#### What is required
Every entry below should be repeated exactly; the pictures should not.
○ ○ ○ ○ ○ ○ ○
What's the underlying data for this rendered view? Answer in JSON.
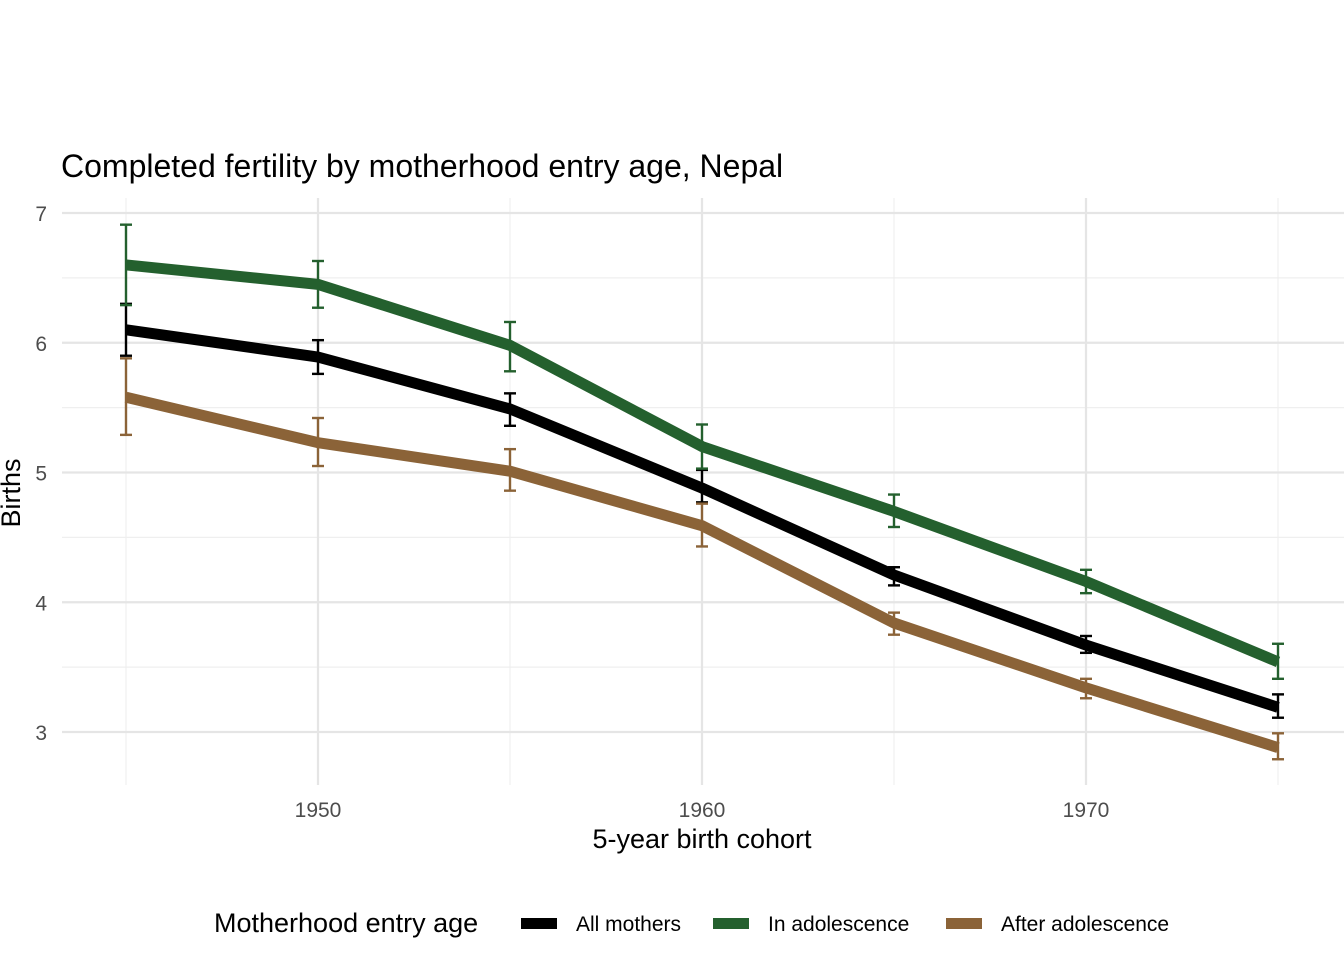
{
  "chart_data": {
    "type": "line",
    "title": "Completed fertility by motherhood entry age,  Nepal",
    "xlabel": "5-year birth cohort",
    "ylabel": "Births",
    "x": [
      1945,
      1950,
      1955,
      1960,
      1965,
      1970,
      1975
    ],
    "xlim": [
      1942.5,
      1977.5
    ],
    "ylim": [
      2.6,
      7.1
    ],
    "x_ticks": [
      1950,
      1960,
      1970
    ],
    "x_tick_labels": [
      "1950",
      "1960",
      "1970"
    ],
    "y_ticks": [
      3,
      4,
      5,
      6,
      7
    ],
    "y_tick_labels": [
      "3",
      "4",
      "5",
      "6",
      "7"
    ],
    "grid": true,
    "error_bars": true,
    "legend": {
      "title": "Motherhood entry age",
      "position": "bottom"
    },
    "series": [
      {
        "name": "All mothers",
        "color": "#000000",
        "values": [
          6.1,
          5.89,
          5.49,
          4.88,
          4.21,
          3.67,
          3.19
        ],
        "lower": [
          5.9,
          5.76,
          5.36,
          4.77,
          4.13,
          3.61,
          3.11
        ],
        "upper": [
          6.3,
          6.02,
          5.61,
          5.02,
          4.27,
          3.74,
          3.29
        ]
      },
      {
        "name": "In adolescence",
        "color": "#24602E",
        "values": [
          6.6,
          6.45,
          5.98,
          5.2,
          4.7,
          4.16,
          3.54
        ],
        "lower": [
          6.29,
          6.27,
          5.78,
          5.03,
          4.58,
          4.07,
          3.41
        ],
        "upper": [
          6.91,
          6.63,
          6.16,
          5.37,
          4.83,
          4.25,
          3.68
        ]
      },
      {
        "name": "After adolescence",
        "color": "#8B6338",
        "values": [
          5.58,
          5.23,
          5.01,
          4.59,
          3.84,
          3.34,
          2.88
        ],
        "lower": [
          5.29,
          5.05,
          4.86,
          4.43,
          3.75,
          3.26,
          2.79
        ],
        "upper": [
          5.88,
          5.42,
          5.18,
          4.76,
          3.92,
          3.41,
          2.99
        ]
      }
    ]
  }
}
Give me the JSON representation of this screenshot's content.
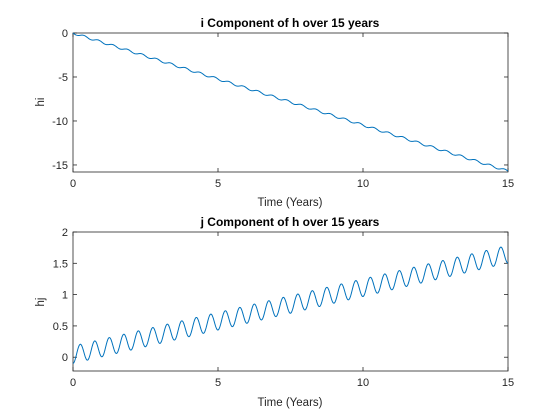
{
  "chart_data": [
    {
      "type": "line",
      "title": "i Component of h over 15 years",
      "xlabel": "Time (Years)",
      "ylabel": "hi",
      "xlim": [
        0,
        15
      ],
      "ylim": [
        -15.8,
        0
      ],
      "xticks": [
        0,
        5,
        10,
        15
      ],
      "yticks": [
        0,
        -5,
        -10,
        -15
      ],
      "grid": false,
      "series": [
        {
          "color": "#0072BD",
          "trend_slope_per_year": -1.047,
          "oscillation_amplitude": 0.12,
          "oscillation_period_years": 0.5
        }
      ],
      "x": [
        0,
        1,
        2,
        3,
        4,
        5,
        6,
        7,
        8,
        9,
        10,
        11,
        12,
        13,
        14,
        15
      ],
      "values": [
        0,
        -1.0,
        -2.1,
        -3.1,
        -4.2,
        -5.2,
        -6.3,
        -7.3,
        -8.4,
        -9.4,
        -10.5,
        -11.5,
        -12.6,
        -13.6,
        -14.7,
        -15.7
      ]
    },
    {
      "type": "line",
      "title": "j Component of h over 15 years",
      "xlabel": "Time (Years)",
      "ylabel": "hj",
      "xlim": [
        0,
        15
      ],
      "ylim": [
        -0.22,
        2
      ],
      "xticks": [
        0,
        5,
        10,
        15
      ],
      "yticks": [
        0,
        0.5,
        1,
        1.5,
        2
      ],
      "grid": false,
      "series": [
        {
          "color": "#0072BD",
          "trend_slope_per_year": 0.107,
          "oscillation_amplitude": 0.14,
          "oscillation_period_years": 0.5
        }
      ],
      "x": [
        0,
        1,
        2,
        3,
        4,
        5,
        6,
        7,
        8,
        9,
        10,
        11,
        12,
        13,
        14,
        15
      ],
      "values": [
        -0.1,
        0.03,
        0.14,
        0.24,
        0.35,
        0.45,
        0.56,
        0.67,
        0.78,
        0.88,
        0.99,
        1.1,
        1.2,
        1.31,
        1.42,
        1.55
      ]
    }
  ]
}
○ ○ ○ ○ ○ ○ ○
#### Solution to this problem
What's the underlying data for this rendered view? Answer in JSON.
{
  "chart_data": {
    "type": "line",
    "title": "Completed fertility by motherhood entry age,  Nepal",
    "xlabel": "5-year birth cohort",
    "ylabel": "Births",
    "x": [
      1945,
      1950,
      1955,
      1960,
      1965,
      1970,
      1975
    ],
    "xlim": [
      1942.5,
      1977.5
    ],
    "ylim": [
      2.6,
      7.1
    ],
    "x_ticks": [
      1950,
      1960,
      1970
    ],
    "x_tick_labels": [
      "1950",
      "1960",
      "1970"
    ],
    "y_ticks": [
      3,
      4,
      5,
      6,
      7
    ],
    "y_tick_labels": [
      "3",
      "4",
      "5",
      "6",
      "7"
    ],
    "grid": true,
    "error_bars": true,
    "legend": {
      "title": "Motherhood entry age",
      "position": "bottom"
    },
    "series": [
      {
        "name": "All mothers",
        "color": "#000000",
        "values": [
          6.1,
          5.89,
          5.49,
          4.88,
          4.21,
          3.67,
          3.19
        ],
        "lower": [
          5.9,
          5.76,
          5.36,
          4.77,
          4.13,
          3.61,
          3.11
        ],
        "upper": [
          6.3,
          6.02,
          5.61,
          5.02,
          4.27,
          3.74,
          3.29
        ]
      },
      {
        "name": "In adolescence",
        "color": "#24602E",
        "values": [
          6.6,
          6.45,
          5.98,
          5.2,
          4.7,
          4.16,
          3.54
        ],
        "lower": [
          6.29,
          6.27,
          5.78,
          5.03,
          4.58,
          4.07,
          3.41
        ],
        "upper": [
          6.91,
          6.63,
          6.16,
          5.37,
          4.83,
          4.25,
          3.68
        ]
      },
      {
        "name": "After adolescence",
        "color": "#8B6338",
        "values": [
          5.58,
          5.23,
          5.01,
          4.59,
          3.84,
          3.34,
          2.88
        ],
        "lower": [
          5.29,
          5.05,
          4.86,
          4.43,
          3.75,
          3.26,
          2.79
        ],
        "upper": [
          5.88,
          5.42,
          5.18,
          4.76,
          3.92,
          3.41,
          2.99
        ]
      }
    ]
  }
}
Give me the JSON representation of this screenshot's content.
{
  "chart_data": [
    {
      "type": "line",
      "title": "i Component of h over 15 years",
      "xlabel": "Time (Years)",
      "ylabel": "hi",
      "xlim": [
        0,
        15
      ],
      "ylim": [
        -15.8,
        0
      ],
      "xticks": [
        0,
        5,
        10,
        15
      ],
      "yticks": [
        0,
        -5,
        -10,
        -15
      ],
      "grid": false,
      "series": [
        {
          "color": "#0072BD",
          "trend_slope_per_year": -1.047,
          "oscillation_amplitude": 0.12,
          "oscillation_period_years": 0.5
        }
      ],
      "x": [
        0,
        1,
        2,
        3,
        4,
        5,
        6,
        7,
        8,
        9,
        10,
        11,
        12,
        13,
        14,
        15
      ],
      "values": [
        0,
        -1.0,
        -2.1,
        -3.1,
        -4.2,
        -5.2,
        -6.3,
        -7.3,
        -8.4,
        -9.4,
        -10.5,
        -11.5,
        -12.6,
        -13.6,
        -14.7,
        -15.7
      ]
    },
    {
      "type": "line",
      "title": "j Component of h over 15 years",
      "xlabel": "Time (Years)",
      "ylabel": "hj",
      "xlim": [
        0,
        15
      ],
      "ylim": [
        -0.22,
        2
      ],
      "xticks": [
        0,
        5,
        10,
        15
      ],
      "yticks": [
        0,
        0.5,
        1,
        1.5,
        2
      ],
      "grid": false,
      "series": [
        {
          "color": "#0072BD",
          "trend_slope_per_year": 0.107,
          "oscillation_amplitude": 0.14,
          "oscillation_period_years": 0.5
        }
      ],
      "x": [
        0,
        1,
        2,
        3,
        4,
        5,
        6,
        7,
        8,
        9,
        10,
        11,
        12,
        13,
        14,
        15
      ],
      "values": [
        -0.1,
        0.03,
        0.14,
        0.24,
        0.35,
        0.45,
        0.56,
        0.67,
        0.78,
        0.88,
        0.99,
        1.1,
        1.2,
        1.31,
        1.42,
        1.55
      ]
    }
  ]
}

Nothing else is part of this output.